**PROVIDED TEXT**
━━━━
ARIAS: It was in -- it was upstairs.

UNIDENTIFIED MALE: OK. Are you assuming that or do you remember that?

ARIAS: I`m assuming that.

(END VIDEO CLIP)

(COMMERCIAL BREAK)

GRACE: A glaring hole in the text message and e-mail evidence is any discussion whatsoever of physical abuse. Seems to me that if there had been physical abuse and they text and e-mail so -- at such volume, such -- with such almost obsession -- it was never mentioned. I find that very, very difficult to believe.

(BEGIN VIDEO CLIP)

UNIDENTIFIED MALE: You said he grabbed you.

ARIAS: Yes.

UNIDENTIFIED MALE: Where did he grab you?

ARIAS: On the upper arms. And he spun me around and then grabbed my right arm.

UNIDENTIFIED MALE: (INAUDIBLE) Did he grab both your arms?

ARIAS: Yes.

UNIDENTIFIED MALE: OK. At the time he grabbed both your arms, could you see his face?

ARIAS: Yes.

UNIDENTIFIED MALE: Did you see anger in his eyes?

ARIAS: He looked pissed off.

UNIDENTIFIED MALE: Were you scared he was going to hit you?

ARIAS: I wasn`t thinking of that. He`d only done that one time, so I was scared he was going to throw me or something (INAUDIBLE) he`d done before.

UNIDENTIFIED MALE: So you say he grabbed your arm and spun you around, right?

ARIAS: Yes.

UNIDENTIFIED MALE: Spun you around where?

ARIAS: Right -- right on the desk.

UNIDENTIFIED MALE: Point to it.

ARIAS: We were standing right about here.

(END VIDEO CLIP)

GRACE: I do not believe the prosecution must change its strategy simply because of the length of Arias`s testimony. The only strategy or strategic change would be whether he prepped that hard or that intensely for her cross-exam. If you don`t think the defendant is going to take the stand, you don`t prep as much for their testimony.

(BEGIN VIDEO CLIP)

UNIDENTIFIED MALE: Exhibit here, exhibit number 458, does say that you explored every naughty fantasy we could conjure up in our fruitful imaginations that we haven`t already fulfilled with one another, right?

ARIAS: Yes.

UNIDENTIFIED MALE: You -- this doesn`t say that you didn`t enjoy it, does it.

ARIAS: No.

UNIDENTIFIED MALE: It does say you did enjoy it, doesn`t it.

ARIAS: I don`t see the word enjoy in there.

UNIDENTIFIED MALE: No -- did I say the word enjoy was in there?

ARIAS: Yes.

UNIDENTIFIED MALE: I did say...

(CROSSTALK)

UNIDENTIFIED MALE: It says you explored every naughty fantasy we could conjure up in our fruitful imaginations. You`re saying that having a fruitful imagination -- that`s not enjoyable is what you`re saying, right?

ARIAS: I`m not saying that.

UNIDENTIFIED MALE: And you`re saying that every naughty fantasy -- that`s a bad thing, right? That`s what you`re saying.

ARIAS: I`m not saying that.

UNIDENTIFIED MALE: Well, the Pop Rocks were part of this naughty fantasy, weren`t they?

ARIAS: Part of it, yes.

UNIDENTIFIED MALE: And they were part of fulfilling your imaginations, right?

ARIAS: His imagination, yes.

(END VIDEO CLIP)
━━━━
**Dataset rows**
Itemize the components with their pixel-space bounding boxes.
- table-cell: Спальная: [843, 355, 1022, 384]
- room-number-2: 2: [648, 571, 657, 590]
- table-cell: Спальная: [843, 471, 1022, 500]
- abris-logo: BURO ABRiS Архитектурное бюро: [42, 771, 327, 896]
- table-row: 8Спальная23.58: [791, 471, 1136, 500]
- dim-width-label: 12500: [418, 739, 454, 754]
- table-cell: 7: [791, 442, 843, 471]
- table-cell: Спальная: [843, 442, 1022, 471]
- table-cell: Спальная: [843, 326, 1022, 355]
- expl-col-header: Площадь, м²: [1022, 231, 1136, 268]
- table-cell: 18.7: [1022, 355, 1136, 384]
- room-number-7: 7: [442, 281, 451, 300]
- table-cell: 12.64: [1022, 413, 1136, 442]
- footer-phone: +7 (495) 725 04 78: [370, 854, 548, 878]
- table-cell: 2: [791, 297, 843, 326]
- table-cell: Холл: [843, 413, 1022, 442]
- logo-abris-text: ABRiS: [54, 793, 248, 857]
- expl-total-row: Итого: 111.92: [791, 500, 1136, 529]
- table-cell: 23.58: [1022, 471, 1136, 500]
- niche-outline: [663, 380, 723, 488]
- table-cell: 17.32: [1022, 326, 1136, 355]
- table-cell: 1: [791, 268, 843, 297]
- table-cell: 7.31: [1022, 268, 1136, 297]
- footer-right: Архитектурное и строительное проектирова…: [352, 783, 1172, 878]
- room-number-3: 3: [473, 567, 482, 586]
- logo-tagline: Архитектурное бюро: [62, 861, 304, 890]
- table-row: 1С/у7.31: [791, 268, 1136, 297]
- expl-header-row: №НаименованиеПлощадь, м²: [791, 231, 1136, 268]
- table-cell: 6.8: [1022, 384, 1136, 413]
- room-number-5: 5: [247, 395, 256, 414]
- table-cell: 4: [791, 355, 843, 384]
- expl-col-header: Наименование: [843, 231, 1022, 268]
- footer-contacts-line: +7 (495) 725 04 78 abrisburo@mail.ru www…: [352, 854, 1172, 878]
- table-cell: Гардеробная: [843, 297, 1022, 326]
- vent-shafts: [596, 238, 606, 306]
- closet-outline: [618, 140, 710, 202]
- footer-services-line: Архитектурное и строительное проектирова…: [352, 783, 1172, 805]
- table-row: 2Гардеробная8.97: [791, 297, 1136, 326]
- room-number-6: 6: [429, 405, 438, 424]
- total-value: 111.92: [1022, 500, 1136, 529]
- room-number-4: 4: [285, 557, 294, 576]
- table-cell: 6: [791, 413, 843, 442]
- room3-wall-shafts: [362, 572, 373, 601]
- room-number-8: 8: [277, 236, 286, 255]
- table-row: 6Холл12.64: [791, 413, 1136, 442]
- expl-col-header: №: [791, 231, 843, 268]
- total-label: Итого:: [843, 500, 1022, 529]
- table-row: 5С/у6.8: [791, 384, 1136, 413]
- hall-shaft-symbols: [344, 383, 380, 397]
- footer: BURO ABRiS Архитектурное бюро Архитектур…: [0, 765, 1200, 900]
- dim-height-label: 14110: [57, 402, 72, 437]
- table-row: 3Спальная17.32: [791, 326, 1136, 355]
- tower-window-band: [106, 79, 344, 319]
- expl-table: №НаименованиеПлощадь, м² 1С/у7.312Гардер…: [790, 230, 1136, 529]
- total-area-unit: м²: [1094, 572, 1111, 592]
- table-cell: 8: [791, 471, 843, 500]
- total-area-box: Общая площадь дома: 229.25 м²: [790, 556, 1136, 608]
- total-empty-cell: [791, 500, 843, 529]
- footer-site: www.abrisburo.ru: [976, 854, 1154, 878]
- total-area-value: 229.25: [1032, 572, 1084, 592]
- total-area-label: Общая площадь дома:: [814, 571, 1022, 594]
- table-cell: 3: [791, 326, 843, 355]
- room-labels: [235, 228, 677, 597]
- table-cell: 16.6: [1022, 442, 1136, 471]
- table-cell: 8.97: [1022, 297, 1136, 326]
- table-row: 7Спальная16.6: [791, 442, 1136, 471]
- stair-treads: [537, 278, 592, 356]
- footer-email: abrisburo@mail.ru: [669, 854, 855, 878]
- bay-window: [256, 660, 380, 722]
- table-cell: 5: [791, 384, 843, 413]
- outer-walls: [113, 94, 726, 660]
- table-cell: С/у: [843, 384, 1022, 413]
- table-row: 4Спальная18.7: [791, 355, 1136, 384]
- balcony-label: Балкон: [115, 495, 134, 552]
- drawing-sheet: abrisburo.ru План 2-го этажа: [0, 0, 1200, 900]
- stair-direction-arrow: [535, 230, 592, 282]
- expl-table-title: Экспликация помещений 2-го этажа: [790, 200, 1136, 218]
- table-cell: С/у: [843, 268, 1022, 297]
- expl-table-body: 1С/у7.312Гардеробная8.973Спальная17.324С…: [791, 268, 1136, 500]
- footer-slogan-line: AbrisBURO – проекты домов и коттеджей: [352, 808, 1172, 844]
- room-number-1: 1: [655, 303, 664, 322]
━━━━
**GOALS**
a - Rewrite the transcript's paragraph beginning "A glaring hole in the text message" as a short bulleted list that keeps its main points.
b - From the transcript, output the passage that begins at the words "UNIDENTIFIED MALE: Spun" and stops after "for their testimony.", copied without any change.
c - Decide whether each statement agrees with the transcript. Answer yes or no for each and quote the words that settle it.
(i) Arias says she is assuming, rather than remembering, that it was upstairs.
(ii) Arias says she was grabbed by the wrists.
(iii) Arias agrees that the Pop Rocks were part of fulfilling her own imagination.
These records are separate material with no connection to the transcript.

**WRITTEN RESPONSES**
a -
- The text message and e-mail evidence contains no discussion of physical abuse at all.
- The texts and e-mails were exchanged at very high volume, almost obsessively.
- Yet physical abuse was never mentioned, which the speaker finds very, very difficult to believe.

b -
UNIDENTIFIED MALE: Spun you around where?

ARIAS: Right -- right on the desk.

UNIDENTIFIED MALE: Point to it.

ARIAS: We were standing right about here.

(END VIDEO CLIP)

GRACE: I do not believe the prosecution must change its strategy simply because of the length of Arias`s testimony. The only strategy or strategic change would be whether he prepped that hard or that intensely for her cross-exam. If you don`t think the defendant is going to take the stand, you don`t prep as much for their testimony.

c -
(i) Yes: "I`m assuming that."
(ii) No: "On the upper arms."
(iii) No: "His imagination, yes."